Entries taken from a collection:
--- START ---

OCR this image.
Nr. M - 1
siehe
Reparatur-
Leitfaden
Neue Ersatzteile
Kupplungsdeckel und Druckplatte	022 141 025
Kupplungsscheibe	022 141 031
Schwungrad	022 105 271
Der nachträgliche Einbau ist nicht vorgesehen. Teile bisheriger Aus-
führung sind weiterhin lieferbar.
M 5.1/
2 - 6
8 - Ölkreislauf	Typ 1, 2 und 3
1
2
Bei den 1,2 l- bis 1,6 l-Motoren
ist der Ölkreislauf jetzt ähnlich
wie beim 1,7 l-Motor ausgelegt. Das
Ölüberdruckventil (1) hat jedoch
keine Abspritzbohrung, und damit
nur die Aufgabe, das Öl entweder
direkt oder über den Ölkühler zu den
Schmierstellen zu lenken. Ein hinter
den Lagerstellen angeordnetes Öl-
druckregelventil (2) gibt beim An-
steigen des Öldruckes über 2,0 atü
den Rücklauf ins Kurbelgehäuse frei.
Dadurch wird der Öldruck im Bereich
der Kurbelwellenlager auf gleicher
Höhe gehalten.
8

--- END ---

Collect each line of the entries that has the word "Ölkreislauf", copying it in full.

8 - Ölkreislauf	Typ 1, 2 und 3
ist der Ölkreislauf jetzt ähnlich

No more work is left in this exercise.